**Your objective:** Could you find every line in the records below that contains the word "shape" and copy it?

(Page layout parsing data)

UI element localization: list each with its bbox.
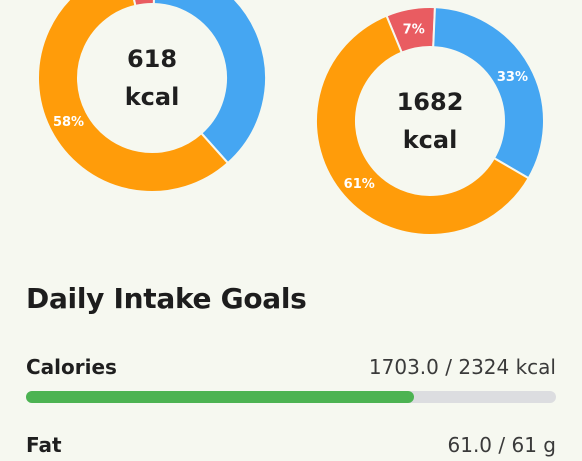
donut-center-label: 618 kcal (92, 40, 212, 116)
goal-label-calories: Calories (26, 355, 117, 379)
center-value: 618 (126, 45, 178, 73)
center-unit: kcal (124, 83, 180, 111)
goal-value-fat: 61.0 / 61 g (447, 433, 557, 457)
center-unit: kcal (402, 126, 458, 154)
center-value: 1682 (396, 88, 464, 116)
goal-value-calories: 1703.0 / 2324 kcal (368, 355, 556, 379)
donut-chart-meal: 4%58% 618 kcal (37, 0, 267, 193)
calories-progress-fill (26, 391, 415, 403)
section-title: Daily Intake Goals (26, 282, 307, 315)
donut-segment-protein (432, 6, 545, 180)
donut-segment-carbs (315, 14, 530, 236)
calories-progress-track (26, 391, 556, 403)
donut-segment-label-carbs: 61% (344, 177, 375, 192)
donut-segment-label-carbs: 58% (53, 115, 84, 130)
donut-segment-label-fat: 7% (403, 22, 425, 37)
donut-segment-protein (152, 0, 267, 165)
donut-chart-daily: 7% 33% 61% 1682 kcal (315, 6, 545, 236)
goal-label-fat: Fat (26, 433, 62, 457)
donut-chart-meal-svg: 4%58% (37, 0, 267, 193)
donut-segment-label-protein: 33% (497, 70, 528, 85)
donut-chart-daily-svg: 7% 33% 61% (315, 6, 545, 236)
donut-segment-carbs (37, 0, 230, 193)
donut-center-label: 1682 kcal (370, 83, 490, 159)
--
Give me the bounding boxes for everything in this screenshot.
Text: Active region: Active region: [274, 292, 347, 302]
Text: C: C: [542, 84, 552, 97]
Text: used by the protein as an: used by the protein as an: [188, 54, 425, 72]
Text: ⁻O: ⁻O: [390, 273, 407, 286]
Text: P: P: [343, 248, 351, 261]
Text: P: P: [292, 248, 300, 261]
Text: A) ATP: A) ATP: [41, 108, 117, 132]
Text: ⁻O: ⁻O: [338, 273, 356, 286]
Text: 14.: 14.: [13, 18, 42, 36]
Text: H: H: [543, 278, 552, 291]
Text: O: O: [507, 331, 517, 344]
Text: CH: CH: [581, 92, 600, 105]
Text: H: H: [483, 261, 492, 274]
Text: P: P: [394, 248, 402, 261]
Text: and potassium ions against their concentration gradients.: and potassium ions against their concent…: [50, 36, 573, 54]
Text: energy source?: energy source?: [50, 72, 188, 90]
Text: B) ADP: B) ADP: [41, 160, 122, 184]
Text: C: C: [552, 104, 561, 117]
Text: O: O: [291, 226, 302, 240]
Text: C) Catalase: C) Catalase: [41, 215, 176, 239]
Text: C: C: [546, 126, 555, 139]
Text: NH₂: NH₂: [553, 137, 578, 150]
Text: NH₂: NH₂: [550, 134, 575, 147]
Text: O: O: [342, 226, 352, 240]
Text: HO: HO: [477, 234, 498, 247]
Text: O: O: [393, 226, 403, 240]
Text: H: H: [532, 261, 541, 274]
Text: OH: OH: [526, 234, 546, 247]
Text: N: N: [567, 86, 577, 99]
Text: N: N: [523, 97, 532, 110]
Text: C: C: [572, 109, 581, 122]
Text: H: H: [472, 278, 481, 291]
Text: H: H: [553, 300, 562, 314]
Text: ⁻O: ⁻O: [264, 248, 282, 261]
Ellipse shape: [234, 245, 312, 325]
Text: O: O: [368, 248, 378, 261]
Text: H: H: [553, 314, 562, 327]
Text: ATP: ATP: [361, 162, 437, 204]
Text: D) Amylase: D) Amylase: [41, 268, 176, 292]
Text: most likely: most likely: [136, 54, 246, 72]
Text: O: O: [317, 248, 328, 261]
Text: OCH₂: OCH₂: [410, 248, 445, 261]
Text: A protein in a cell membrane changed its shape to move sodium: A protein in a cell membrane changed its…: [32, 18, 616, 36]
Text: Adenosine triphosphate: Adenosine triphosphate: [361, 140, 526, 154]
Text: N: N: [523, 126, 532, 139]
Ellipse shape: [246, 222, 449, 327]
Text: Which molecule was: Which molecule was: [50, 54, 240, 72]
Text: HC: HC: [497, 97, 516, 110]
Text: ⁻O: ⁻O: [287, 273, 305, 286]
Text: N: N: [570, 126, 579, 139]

**Exercise answer:**
Ellipse shape: [234, 245, 312, 325]
Text: A protein in a cell membrane changed its shape to move sodium: A protein in a cell membrane changed its…: [32, 18, 616, 36]
Ellipse shape: [246, 222, 449, 327]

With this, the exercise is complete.